Required action -> Whenever the string "Millionen" turns up in a line of the data below, copy that line.

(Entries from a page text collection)
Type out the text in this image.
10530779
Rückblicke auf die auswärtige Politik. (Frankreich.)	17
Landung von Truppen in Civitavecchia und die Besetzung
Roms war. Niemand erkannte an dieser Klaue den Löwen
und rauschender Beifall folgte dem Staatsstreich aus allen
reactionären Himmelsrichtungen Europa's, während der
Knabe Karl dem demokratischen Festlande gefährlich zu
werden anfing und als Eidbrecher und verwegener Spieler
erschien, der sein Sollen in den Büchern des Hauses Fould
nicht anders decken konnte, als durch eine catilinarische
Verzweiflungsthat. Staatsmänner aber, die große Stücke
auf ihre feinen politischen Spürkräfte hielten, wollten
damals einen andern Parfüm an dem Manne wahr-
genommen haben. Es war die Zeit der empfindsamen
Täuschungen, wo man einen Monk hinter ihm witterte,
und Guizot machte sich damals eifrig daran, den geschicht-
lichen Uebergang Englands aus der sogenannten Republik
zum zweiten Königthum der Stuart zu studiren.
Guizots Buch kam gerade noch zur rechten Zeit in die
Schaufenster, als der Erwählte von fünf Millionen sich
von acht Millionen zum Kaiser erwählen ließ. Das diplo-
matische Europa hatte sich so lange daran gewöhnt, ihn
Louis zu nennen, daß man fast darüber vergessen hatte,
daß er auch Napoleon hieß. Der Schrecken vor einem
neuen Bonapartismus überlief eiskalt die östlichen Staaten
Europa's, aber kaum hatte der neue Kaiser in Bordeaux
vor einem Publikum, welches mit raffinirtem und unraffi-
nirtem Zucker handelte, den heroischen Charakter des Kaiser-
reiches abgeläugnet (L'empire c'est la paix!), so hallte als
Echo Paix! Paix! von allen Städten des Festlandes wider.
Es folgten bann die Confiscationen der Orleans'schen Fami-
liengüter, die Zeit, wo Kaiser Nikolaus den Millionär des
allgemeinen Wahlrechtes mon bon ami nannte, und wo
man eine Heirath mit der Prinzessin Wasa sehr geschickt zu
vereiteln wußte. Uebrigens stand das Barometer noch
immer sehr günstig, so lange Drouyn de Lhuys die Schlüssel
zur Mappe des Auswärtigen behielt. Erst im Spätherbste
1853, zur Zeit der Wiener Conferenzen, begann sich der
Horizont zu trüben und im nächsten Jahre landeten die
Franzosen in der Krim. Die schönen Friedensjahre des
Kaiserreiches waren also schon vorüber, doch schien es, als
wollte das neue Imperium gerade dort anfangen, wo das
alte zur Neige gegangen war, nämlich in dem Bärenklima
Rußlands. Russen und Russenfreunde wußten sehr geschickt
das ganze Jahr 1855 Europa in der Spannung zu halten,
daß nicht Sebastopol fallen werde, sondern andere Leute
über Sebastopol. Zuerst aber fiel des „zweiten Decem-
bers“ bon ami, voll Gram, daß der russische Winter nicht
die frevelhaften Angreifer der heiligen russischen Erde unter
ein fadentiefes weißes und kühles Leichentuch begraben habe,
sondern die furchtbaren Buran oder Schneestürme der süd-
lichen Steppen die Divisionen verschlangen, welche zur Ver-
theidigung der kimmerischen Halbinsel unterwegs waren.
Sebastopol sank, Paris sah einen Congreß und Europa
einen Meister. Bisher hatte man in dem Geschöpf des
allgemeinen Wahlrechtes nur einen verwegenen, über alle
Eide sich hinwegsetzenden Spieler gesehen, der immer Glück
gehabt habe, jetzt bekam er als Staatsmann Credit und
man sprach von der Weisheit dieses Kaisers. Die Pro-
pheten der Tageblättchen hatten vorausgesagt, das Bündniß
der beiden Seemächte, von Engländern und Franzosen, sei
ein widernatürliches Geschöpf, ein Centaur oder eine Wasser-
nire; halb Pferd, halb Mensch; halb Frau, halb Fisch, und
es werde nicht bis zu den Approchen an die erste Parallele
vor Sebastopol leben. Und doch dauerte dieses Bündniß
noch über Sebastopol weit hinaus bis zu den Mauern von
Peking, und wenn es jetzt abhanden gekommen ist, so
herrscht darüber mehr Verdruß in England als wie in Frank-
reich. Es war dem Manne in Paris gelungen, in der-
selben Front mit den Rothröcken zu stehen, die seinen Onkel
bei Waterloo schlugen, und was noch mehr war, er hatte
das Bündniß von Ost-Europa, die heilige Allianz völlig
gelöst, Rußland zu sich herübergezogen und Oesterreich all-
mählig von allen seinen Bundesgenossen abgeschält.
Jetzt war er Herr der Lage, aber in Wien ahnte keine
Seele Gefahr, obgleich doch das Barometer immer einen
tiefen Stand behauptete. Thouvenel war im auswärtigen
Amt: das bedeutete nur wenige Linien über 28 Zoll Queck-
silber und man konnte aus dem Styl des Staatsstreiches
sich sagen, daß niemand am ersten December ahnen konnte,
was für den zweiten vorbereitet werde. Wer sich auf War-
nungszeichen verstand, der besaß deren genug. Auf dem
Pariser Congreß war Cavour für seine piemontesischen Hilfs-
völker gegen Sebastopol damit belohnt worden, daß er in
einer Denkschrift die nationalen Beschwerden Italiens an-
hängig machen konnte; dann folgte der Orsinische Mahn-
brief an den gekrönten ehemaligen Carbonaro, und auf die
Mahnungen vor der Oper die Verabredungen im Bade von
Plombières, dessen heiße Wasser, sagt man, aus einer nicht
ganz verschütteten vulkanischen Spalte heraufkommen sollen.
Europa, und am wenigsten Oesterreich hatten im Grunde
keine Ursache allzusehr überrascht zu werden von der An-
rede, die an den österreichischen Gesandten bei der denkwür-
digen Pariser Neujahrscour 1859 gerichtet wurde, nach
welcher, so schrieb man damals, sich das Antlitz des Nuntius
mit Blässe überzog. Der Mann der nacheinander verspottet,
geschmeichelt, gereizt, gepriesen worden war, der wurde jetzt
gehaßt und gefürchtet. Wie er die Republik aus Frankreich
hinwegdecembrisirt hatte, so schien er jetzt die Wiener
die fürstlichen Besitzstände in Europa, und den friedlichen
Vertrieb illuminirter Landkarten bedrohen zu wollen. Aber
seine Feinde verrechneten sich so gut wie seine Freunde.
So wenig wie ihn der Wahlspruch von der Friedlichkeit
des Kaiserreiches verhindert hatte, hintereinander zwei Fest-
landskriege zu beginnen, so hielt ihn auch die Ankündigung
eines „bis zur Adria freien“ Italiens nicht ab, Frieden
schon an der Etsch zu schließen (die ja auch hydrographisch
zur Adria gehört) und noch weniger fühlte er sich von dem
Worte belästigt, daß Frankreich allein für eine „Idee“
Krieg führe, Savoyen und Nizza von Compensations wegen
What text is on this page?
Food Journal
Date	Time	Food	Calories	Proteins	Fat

Finished task ->
Schaufenster, als der Erwählte von fünf Millionen sich
von acht Millionen zum Kaiser erwählen ließ. Das diplo-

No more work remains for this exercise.